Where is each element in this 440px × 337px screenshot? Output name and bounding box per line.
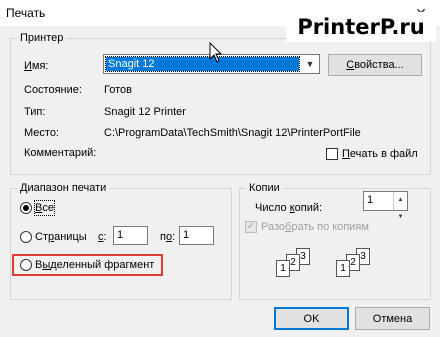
copies-count-label: Число копий: xyxy=(255,202,323,214)
type-value: Snagit 12 Printer xyxy=(104,106,186,118)
type-label: Тип: xyxy=(24,106,46,118)
where-value: C:\ProgramData\TechSmith\Snagit 12\Print… xyxy=(104,127,361,139)
range-pages-label[interactable]: Страницы xyxy=(35,230,87,244)
collate-checkbox[interactable]: ✓ xyxy=(245,221,257,233)
printer-name-label: Имя: xyxy=(24,60,49,72)
mouse-cursor-icon xyxy=(209,42,223,63)
spin-down-icon[interactable]: ▼ xyxy=(398,209,404,226)
window-title: Печать xyxy=(6,6,46,20)
from-page-input[interactable]: 1 xyxy=(113,226,148,245)
status-value: Готов xyxy=(104,84,132,96)
collate-page-1: 1 xyxy=(336,260,350,277)
chevron-down-icon: ▼ xyxy=(305,59,315,69)
properties-button[interactable]: Свойства... xyxy=(328,54,422,76)
to-label: по: xyxy=(160,231,176,243)
print-to-file-label[interactable]: Печать в файл xyxy=(342,147,418,161)
where-label: Место: xyxy=(24,127,59,139)
copies-group-title: Копии xyxy=(246,182,283,194)
range-pages-radio[interactable] xyxy=(20,231,32,243)
copies-count-value: 1 xyxy=(367,194,374,206)
collate-label[interactable]: Разобрать по копиям xyxy=(261,220,369,234)
print-range-group-title: Диапазон печати xyxy=(17,182,110,194)
collate-illustration: 3 2 1 3 2 1 xyxy=(272,242,382,282)
ok-button[interactable]: OK xyxy=(274,307,349,330)
range-all-radio[interactable] xyxy=(20,202,32,214)
spin-up-icon[interactable]: ▲ xyxy=(398,192,404,209)
range-selection-label[interactable]: Выделенный фрагмент xyxy=(35,258,154,272)
from-label: с: xyxy=(98,231,107,243)
printer-group-title: Принтер xyxy=(17,32,67,44)
copies-count-input[interactable]: 1 ▲ ▼ xyxy=(363,191,408,220)
status-label: Состояние: xyxy=(24,84,82,96)
watermark-logo: PrinterP.ru xyxy=(286,12,436,42)
copies-spinner[interactable]: ▲ ▼ xyxy=(393,192,407,220)
printer-name-value: Snagit 12 xyxy=(105,56,300,72)
range-selection-radio[interactable] xyxy=(20,259,32,271)
comment-label: Комментарий: xyxy=(24,147,97,159)
collate-page-1: 1 xyxy=(276,260,290,277)
range-all-label[interactable]: Все xyxy=(34,200,55,216)
to-page-input[interactable]: 1 xyxy=(179,226,214,245)
cancel-button[interactable]: Отмена xyxy=(355,307,430,330)
print-to-file-checkbox[interactable] xyxy=(326,148,338,160)
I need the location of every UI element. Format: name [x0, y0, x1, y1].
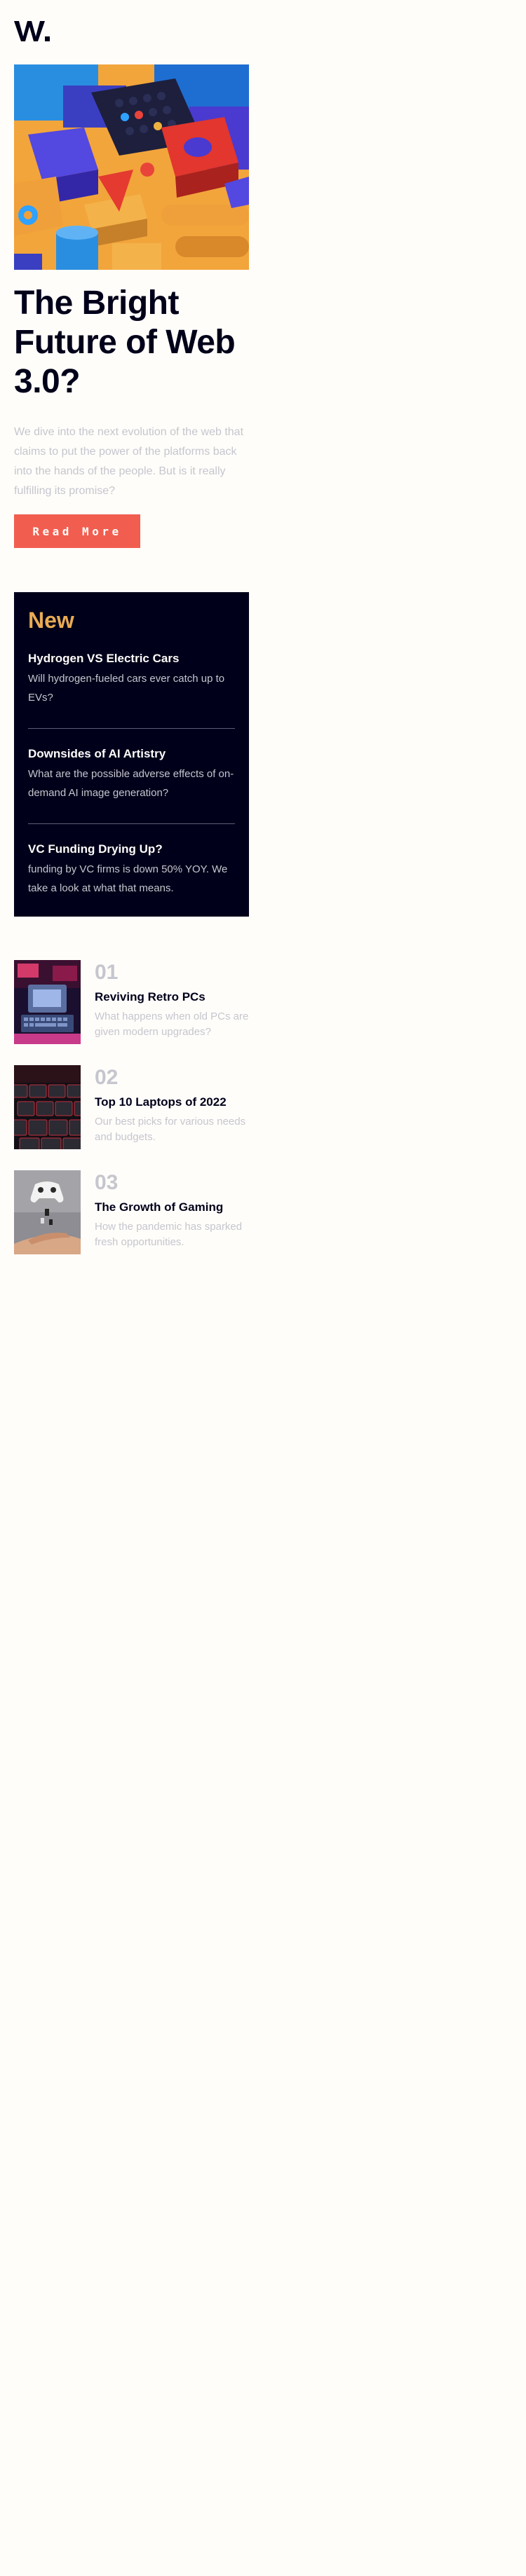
hero-title: The Bright Future of Web 3.0?: [14, 285, 236, 400]
new-heading: New: [28, 608, 74, 633]
article-item-retro-pcs: 01 Reviving Retro PCs What happens when …: [14, 960, 249, 1044]
article-number: 01: [95, 961, 119, 984]
divider: [28, 728, 235, 729]
divider: [28, 823, 235, 824]
hero-image: [14, 64, 249, 270]
news-item-desc: What are the possible adverse effects of…: [28, 768, 234, 799]
article-title[interactable]: The Growth of Gaming: [95, 1200, 249, 1215]
article-desc: What happens when old PCs are given mode…: [95, 1010, 249, 1038]
article-item-laptops: 02 Top 10 Laptops of 2022 Our best picks…: [14, 1065, 249, 1149]
article-item-gaming: 03 The Growth of Gaming How the pandemic…: [14, 1170, 249, 1254]
retro-pc-image: [14, 960, 81, 1044]
news-item-title[interactable]: Hydrogen VS Electric Cars: [28, 651, 235, 666]
laptop-keyboard-image: [14, 1065, 81, 1149]
news-item-vc-funding[interactable]: VC Funding Drying Up? funding by VC firm…: [28, 842, 235, 898]
new-panel: New Hydrogen VS Electric Cars Will hydro…: [14, 592, 249, 917]
logo[interactable]: [14, 20, 50, 42]
news-item-title[interactable]: VC Funding Drying Up?: [28, 842, 235, 857]
article-number: 03: [95, 1171, 119, 1194]
page: The Bright Future of Web 3.0? We dive in…: [0, 0, 526, 2576]
article-desc: How the pandemic has sparked fresh oppor…: [95, 1221, 243, 1248]
article-number: 02: [95, 1066, 119, 1089]
news-item-desc: Will hydrogen-fueled cars ever catch up …: [28, 673, 225, 704]
article-title[interactable]: Reviving Retro PCs: [95, 989, 249, 1005]
news-item-desc: funding by VC firms is down 50% YOY. We …: [28, 863, 228, 894]
article-desc: Our best picks for various needs and bud…: [95, 1116, 246, 1143]
read-more-button[interactable]: Read More: [14, 514, 140, 548]
news-item-title[interactable]: Downsides of AI Artistry: [28, 746, 235, 762]
article-title[interactable]: Top 10 Laptops of 2022: [95, 1095, 249, 1110]
hero-description: We dive into the next evolution of the w…: [14, 426, 244, 497]
gaming-controller-image: [14, 1170, 81, 1254]
news-item-ai-artistry[interactable]: Downsides of AI Artistry What are the po…: [28, 746, 235, 802]
news-item-hydrogen[interactable]: Hydrogen VS Electric Cars Will hydrogen-…: [28, 651, 235, 707]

___

#### AIM:
Can you retype the lines in the records above, starting with the line that contains "copies-count-label: Число копий: xyxy=(255,202,323,214)" and going on through the line that contains "print-range-group-title: Диапазон печати", with both of those lines included?

#### WRITTEN RESPONSE:
copies-count-label: Число копий: xyxy=(255,202,323,214)
type-value: Snagit 12 Printer xyxy=(104,106,186,118)
type-label: Тип: xyxy=(24,106,46,118)
where-value: C:\ProgramData\TechSmith\Snagit 12\Print… xyxy=(104,127,361,139)
range-pages-label[interactable]: Страницы xyxy=(35,230,87,244)
collate-checkbox[interactable]: ✓ xyxy=(245,221,257,233)
printer-name-label: Имя: xyxy=(24,60,49,72)
mouse-cursor-icon xyxy=(209,42,223,63)
spin-down-icon[interactable]: ▼ xyxy=(398,209,404,226)
window-title: Печать xyxy=(6,6,46,20)
from-page-input[interactable]: 1 xyxy=(113,226,148,245)
status-value: Готов xyxy=(104,84,132,96)
collate-page-1: 1 xyxy=(336,260,350,277)
chevron-down-icon: ▼ xyxy=(305,59,315,69)
properties-button[interactable]: Свойства... xyxy=(328,54,422,76)
to-label: по: xyxy=(160,231,176,243)
print-to-file-label[interactable]: Печать в файл xyxy=(342,147,418,161)
where-label: Место: xyxy=(24,127,59,139)
copies-group-title: Копии xyxy=(246,182,283,194)
range-pages-radio[interactable] xyxy=(20,231,32,243)
copies-count-value: 1 xyxy=(367,194,374,206)
collate-label[interactable]: Разобрать по копиям xyxy=(261,220,369,234)
print-range-group-title: Диапазон печати xyxy=(17,182,110,194)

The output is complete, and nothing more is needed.